SOURCE MATERIAL =
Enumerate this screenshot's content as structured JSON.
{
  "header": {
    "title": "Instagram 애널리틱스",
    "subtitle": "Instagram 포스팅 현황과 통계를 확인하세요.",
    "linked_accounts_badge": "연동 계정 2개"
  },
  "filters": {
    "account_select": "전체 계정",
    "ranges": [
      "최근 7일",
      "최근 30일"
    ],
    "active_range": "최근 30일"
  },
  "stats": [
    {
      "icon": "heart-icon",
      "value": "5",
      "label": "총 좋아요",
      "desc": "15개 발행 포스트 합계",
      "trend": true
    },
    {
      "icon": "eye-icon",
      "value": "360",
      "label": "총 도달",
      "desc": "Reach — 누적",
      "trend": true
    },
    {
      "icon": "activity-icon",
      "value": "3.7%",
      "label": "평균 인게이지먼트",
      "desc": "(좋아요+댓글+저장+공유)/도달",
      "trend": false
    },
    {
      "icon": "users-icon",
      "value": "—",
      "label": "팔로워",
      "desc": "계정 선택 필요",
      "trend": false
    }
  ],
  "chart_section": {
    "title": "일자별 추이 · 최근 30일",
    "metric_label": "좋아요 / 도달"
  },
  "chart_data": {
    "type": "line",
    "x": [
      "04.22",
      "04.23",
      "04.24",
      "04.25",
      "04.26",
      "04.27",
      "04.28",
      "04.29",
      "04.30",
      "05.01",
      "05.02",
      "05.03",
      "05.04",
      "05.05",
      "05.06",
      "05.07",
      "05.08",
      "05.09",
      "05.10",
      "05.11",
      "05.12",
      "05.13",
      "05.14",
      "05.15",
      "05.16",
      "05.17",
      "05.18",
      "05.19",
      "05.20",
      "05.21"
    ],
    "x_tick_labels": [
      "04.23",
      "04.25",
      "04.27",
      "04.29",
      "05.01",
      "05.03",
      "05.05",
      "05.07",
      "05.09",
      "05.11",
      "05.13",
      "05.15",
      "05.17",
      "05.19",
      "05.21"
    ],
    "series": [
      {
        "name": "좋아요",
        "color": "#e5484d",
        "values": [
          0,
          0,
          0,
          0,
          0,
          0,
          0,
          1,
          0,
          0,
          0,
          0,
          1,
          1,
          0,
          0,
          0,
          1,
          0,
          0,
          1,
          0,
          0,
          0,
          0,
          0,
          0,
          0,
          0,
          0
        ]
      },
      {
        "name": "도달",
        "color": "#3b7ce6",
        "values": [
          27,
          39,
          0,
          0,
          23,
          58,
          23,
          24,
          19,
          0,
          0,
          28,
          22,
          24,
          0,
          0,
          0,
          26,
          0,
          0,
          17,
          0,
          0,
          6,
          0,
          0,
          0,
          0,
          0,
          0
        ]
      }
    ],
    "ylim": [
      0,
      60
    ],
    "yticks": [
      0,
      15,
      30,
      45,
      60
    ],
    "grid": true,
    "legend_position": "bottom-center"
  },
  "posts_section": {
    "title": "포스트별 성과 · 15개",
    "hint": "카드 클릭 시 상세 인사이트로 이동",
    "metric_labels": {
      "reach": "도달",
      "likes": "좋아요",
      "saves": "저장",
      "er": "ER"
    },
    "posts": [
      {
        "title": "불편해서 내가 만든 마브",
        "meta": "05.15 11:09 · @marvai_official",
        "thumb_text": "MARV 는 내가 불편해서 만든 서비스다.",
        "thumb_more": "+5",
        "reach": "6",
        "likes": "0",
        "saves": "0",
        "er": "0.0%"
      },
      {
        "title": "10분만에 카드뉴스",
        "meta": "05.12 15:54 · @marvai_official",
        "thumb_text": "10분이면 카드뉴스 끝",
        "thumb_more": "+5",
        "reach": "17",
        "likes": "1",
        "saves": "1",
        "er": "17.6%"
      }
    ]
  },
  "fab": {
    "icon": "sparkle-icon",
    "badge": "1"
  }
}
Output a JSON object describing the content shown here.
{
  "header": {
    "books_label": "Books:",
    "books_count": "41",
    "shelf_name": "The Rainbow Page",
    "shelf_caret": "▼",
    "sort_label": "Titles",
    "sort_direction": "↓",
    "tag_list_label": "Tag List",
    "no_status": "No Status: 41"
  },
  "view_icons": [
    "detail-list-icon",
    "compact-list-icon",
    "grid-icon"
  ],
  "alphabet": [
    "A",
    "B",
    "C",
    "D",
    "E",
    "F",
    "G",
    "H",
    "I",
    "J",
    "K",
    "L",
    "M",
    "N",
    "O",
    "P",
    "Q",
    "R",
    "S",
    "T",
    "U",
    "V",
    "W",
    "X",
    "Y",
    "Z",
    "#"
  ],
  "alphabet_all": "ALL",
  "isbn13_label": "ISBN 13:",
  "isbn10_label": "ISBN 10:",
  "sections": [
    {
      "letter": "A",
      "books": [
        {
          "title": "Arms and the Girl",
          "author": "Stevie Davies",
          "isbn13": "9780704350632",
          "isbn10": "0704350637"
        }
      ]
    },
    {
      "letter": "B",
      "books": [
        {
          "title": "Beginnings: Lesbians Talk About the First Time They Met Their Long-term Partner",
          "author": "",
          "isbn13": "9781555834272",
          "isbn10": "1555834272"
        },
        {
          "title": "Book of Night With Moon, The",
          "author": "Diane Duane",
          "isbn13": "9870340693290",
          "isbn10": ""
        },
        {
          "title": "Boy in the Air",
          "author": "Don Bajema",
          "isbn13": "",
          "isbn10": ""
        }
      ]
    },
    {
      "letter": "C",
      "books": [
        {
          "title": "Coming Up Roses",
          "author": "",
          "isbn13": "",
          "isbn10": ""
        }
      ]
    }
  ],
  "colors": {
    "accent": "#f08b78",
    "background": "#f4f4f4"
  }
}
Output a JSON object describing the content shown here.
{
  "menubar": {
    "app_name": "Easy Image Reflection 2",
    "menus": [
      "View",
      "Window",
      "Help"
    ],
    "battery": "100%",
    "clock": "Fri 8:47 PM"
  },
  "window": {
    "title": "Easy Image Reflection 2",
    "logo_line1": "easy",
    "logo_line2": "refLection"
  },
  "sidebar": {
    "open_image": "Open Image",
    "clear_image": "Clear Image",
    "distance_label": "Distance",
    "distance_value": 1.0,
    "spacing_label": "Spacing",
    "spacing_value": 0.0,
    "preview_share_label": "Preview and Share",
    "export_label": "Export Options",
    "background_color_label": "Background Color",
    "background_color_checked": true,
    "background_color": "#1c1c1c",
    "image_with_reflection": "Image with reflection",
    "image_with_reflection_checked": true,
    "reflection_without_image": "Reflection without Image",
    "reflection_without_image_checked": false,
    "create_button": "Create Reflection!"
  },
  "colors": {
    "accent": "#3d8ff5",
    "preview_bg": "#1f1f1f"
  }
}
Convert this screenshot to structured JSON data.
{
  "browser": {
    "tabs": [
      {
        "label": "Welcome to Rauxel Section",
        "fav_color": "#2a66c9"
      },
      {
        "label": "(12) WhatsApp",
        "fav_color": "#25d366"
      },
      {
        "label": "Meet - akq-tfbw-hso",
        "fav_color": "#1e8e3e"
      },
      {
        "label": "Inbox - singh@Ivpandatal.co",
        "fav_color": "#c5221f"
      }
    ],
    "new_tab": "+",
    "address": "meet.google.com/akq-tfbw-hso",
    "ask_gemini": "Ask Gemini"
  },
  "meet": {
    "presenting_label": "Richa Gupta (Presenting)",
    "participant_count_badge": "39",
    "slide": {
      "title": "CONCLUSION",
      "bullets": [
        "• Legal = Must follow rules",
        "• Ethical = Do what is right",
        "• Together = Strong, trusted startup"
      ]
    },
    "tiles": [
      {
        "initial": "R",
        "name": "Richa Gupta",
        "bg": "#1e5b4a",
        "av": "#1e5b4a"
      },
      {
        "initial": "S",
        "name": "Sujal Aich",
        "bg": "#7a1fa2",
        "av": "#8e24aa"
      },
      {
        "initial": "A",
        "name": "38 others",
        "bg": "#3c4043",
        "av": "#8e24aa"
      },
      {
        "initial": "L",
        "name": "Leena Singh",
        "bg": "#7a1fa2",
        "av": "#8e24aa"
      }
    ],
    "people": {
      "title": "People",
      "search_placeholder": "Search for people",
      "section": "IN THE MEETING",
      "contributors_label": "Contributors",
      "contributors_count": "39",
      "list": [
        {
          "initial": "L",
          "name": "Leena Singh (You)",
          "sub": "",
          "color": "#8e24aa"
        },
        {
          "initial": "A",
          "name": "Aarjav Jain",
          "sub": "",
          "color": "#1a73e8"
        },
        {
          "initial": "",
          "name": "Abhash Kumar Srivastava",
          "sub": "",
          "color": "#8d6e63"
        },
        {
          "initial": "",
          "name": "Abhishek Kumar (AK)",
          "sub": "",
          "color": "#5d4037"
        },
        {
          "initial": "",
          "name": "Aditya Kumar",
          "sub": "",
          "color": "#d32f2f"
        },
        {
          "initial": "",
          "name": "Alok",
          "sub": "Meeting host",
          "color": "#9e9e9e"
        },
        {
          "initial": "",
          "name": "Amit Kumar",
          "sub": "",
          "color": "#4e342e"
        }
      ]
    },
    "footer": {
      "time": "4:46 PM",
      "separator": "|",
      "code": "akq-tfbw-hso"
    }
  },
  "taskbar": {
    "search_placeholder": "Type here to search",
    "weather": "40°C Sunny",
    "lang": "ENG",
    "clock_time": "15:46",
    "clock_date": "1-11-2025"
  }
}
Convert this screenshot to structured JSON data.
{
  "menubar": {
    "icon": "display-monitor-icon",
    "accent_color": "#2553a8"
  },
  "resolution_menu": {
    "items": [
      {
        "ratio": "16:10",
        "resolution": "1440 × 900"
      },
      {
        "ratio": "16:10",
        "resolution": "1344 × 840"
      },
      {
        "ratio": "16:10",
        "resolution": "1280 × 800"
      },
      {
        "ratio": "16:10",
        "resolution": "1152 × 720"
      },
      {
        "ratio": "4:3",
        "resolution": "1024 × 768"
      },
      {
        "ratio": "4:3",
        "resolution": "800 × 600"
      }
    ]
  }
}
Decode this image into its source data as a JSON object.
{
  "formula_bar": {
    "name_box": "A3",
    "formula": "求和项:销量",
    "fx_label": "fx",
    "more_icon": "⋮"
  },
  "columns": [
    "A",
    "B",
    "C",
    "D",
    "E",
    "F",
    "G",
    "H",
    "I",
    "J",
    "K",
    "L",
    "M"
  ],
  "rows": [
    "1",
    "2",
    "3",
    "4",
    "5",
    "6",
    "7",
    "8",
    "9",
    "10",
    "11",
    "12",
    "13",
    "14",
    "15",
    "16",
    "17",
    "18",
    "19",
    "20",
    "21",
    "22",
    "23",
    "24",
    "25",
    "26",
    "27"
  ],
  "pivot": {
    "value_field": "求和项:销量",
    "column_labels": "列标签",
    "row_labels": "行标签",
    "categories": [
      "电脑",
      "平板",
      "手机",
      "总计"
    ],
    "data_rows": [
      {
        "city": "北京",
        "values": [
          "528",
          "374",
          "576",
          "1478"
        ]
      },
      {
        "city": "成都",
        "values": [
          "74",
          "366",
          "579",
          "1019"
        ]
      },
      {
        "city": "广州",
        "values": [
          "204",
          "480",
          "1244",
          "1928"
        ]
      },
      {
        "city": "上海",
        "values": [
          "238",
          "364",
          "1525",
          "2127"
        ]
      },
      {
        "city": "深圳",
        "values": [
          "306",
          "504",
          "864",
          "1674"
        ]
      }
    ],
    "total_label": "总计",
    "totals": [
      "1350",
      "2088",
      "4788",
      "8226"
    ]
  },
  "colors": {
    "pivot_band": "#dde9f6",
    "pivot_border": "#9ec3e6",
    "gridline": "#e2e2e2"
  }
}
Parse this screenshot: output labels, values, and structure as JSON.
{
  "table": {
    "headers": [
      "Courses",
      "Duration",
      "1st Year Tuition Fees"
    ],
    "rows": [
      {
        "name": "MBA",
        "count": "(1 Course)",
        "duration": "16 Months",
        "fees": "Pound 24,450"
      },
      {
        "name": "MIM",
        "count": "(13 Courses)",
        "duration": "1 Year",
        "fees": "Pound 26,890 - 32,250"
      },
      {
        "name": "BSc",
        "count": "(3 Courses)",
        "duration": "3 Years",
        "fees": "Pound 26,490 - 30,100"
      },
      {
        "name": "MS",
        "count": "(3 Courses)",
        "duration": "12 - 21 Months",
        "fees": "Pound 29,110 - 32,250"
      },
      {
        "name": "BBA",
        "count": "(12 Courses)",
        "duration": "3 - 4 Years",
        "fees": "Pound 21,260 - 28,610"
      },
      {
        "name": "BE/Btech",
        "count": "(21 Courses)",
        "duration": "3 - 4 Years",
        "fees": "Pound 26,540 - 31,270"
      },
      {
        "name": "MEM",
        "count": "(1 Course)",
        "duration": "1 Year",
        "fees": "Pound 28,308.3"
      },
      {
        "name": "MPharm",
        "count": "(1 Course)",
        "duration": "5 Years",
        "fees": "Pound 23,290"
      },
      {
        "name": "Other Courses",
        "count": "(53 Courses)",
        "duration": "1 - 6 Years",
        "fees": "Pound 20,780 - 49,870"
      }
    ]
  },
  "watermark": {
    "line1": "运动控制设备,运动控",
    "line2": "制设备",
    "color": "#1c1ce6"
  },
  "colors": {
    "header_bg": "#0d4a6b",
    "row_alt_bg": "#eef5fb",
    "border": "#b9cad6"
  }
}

PROMPT = Look through the data and show every line containing "불편해서".

ANSWER IN FULL =
        "title": "불편해서 내가 만든 마브",
        "thumb_text": "MARV 는 내가 불편해서 만든 서비스다.",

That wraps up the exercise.